SET PROBLEM: Reproduce every record below exactly as it appears.

** START **

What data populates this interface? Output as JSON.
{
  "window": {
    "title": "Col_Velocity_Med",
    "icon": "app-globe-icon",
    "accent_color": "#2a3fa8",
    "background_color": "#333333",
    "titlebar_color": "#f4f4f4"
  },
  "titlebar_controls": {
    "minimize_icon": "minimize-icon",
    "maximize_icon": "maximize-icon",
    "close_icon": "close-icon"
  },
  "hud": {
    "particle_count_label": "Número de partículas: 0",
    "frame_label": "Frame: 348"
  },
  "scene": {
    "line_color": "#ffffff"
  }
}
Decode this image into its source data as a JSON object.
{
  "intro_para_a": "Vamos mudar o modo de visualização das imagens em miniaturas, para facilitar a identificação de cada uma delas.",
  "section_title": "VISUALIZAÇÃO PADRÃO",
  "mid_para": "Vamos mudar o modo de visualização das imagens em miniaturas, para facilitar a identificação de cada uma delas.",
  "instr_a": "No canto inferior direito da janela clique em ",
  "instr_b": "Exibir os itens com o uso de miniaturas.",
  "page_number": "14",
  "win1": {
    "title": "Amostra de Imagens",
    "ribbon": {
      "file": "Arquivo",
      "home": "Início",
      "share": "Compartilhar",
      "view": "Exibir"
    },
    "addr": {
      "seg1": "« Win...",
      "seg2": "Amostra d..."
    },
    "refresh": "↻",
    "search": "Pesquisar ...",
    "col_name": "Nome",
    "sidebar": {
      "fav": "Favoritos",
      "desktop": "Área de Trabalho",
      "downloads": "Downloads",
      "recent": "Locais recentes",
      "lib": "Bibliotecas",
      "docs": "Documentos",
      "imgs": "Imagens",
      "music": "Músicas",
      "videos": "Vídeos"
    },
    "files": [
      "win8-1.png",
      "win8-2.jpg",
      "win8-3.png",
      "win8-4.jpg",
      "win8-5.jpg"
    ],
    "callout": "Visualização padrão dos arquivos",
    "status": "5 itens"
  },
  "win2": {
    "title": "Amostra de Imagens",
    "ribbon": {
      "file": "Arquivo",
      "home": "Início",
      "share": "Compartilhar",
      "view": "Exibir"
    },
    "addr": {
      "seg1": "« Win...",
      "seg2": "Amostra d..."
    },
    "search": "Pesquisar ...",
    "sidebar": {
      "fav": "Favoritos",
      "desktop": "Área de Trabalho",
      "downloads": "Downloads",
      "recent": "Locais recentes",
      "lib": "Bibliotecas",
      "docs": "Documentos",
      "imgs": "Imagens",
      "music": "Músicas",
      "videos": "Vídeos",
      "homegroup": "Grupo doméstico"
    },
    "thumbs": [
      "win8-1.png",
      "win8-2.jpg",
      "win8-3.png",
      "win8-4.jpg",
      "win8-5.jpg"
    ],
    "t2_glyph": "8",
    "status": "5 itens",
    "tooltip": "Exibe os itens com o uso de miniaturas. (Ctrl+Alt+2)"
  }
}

** END **

OUTPUT:
What data populates this interface? Output as JSON.
{
  "window": {
    "title": "Col_Velocity_Med",
    "icon": "app-globe-icon",
    "accent_color": "#2a3fa8",
    "background_color": "#333333",
    "titlebar_color": "#f4f4f4"
  },
  "titlebar_controls": {
    "minimize_icon": "minimize-icon",
    "maximize_icon": "maximize-icon",
    "close_icon": "close-icon"
  },
  "hud": {
    "particle_count_label": "Número de partículas: 0",
    "frame_label": "Frame: 348"
  },
  "scene": {
    "line_color": "#ffffff"
  }
}
Decode this image into its source data as a JSON object.
{
  "intro_para_a": "Vamos mudar o modo de visualização das imagens em miniaturas, para facilitar a identificação de cada uma delas.",
  "section_title": "VISUALIZAÇÃO PADRÃO",
  "mid_para": "Vamos mudar o modo de visualização das imagens em miniaturas, para facilitar a identificação de cada uma delas.",
  "instr_a": "No canto inferior direito da janela clique em ",
  "instr_b": "Exibir os itens com o uso de miniaturas.",
  "page_number": "14",
  "win1": {
    "title": "Amostra de Imagens",
    "ribbon": {
      "file": "Arquivo",
      "home": "Início",
      "share": "Compartilhar",
      "view": "Exibir"
    },
    "addr": {
      "seg1": "« Win...",
      "seg2": "Amostra d..."
    },
    "refresh": "↻",
    "search": "Pesquisar ...",
    "col_name": "Nome",
    "sidebar": {
      "fav": "Favoritos",
      "desktop": "Área de Trabalho",
      "downloads": "Downloads",
      "recent": "Locais recentes",
      "lib": "Bibliotecas",
      "docs": "Documentos",
      "imgs": "Imagens",
      "music": "Músicas",
      "videos": "Vídeos"
    },
    "files": [
      "win8-1.png",
      "win8-2.jpg",
      "win8-3.png",
      "win8-4.jpg",
      "win8-5.jpg"
    ],
    "callout": "Visualização padrão dos arquivos",
    "status": "5 itens"
  },
  "win2": {
    "title": "Amostra de Imagens",
    "ribbon": {
      "file": "Arquivo",
      "home": "Início",
      "share": "Compartilhar",
      "view": "Exibir"
    },
    "addr": {
      "seg1": "« Win...",
      "seg2": "Amostra d..."
    },
    "search": "Pesquisar ...",
    "sidebar": {
      "fav": "Favoritos",
      "desktop": "Área de Trabalho",
      "downloads": "Downloads",
      "recent": "Locais recentes",
      "lib": "Bibliotecas",
      "docs": "Documentos",
      "imgs": "Imagens",
      "music": "Músicas",
      "videos": "Vídeos",
      "homegroup": "Grupo doméstico"
    },
    "thumbs": [
      "win8-1.png",
      "win8-2.jpg",
      "win8-3.png",
      "win8-4.jpg",
      "win8-5.jpg"
    ],
    "t2_glyph": "8",
    "status": "5 itens",
    "tooltip": "Exibe os itens com o uso de miniaturas. (Ctrl+Alt+2)"
  }
}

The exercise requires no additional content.